> _AVAILABLE DATA_:
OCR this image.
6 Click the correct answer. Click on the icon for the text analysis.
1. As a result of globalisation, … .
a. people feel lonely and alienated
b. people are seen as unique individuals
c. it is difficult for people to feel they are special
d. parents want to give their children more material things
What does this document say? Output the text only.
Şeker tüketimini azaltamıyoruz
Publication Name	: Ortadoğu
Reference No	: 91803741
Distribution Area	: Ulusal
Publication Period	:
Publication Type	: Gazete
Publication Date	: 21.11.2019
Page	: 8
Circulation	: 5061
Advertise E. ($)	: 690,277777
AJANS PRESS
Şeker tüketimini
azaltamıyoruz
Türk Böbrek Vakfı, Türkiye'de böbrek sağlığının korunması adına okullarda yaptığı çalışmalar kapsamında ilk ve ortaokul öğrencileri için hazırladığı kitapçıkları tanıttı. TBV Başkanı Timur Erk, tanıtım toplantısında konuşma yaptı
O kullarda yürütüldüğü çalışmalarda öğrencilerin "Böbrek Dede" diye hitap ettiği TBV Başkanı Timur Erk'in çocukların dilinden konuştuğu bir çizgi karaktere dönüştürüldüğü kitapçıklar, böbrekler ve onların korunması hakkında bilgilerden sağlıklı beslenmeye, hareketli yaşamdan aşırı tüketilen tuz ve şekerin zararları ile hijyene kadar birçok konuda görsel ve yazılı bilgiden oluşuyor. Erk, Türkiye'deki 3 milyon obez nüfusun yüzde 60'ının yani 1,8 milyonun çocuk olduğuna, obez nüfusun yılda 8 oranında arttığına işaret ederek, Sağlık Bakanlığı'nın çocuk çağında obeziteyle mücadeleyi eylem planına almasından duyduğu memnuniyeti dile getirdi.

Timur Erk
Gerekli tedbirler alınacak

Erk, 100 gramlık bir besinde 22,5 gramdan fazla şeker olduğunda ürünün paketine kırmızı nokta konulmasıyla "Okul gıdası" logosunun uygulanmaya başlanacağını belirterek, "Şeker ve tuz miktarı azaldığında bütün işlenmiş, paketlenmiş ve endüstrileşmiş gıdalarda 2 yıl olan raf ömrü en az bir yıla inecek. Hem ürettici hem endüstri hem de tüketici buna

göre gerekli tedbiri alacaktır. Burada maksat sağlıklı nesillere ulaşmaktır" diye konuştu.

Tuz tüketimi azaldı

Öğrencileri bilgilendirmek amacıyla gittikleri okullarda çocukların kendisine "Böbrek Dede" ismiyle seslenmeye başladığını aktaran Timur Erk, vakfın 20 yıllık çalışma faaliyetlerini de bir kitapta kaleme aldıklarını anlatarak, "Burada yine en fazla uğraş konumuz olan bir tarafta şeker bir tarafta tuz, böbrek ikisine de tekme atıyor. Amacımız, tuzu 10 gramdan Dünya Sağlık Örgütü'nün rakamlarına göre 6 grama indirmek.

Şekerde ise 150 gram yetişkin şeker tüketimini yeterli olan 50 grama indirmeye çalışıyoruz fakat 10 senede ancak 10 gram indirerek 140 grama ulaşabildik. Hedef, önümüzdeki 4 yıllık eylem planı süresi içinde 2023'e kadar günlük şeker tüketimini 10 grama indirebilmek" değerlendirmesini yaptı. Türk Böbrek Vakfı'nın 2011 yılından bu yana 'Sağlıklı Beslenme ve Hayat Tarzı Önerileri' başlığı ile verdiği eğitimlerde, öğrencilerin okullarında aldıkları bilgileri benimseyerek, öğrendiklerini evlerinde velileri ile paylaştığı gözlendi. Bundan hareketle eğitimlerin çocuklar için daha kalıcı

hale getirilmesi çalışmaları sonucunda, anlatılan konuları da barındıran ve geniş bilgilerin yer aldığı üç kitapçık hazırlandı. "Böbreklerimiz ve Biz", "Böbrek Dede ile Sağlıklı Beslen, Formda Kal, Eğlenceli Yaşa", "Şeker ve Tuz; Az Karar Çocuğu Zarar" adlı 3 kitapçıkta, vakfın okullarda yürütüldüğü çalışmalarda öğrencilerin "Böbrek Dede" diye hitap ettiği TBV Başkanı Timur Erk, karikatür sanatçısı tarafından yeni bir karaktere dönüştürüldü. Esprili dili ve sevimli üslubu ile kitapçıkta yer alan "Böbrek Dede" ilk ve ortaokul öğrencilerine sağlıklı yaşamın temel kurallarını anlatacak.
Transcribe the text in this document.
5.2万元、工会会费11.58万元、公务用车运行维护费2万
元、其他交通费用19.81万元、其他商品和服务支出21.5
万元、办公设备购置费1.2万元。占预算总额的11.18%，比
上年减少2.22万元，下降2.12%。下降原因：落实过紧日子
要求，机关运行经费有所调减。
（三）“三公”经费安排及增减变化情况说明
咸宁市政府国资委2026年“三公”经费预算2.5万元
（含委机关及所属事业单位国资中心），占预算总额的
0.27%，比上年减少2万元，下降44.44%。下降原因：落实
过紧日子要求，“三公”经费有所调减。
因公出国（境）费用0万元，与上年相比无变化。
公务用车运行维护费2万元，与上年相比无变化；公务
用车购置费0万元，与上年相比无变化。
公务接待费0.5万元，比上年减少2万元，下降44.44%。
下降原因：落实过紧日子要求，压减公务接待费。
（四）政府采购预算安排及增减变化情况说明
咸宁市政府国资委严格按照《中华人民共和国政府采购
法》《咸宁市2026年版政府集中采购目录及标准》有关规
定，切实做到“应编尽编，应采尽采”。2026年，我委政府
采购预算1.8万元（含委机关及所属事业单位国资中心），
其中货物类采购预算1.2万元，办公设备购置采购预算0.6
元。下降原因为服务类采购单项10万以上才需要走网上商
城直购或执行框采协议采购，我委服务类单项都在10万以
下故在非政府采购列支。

> _TO BE DONE_:
Copy all lines of the material above where the string "göre" occurs.

> _SOLUTION FOR THIS TASK_:
göre gerekli tedbiri alacaktır. Burada maksat sağlıklı nesillere ulaşmaktır" diye konuştu.
Öğrencileri bilgilendirmek amacıyla gittikleri okullarda çocukların kendisine "Böbrek Dede" ismiyle seslenmeye başladığını aktaran Timur Erk, vakfın 20 yıllık çalışma faaliyetlerini de bir kitapta kaleme aldıklarını anlatarak, "Burada yine en fazla uğraş konumuz olan bir tarafta şeker bir tarafta tuz, böbrek ikisine de tekme atıyor. Amacımız, tuzu 10 gramdan Dünya Sağlık Örgütü'nün rakamlarına göre 6 grama indirmek.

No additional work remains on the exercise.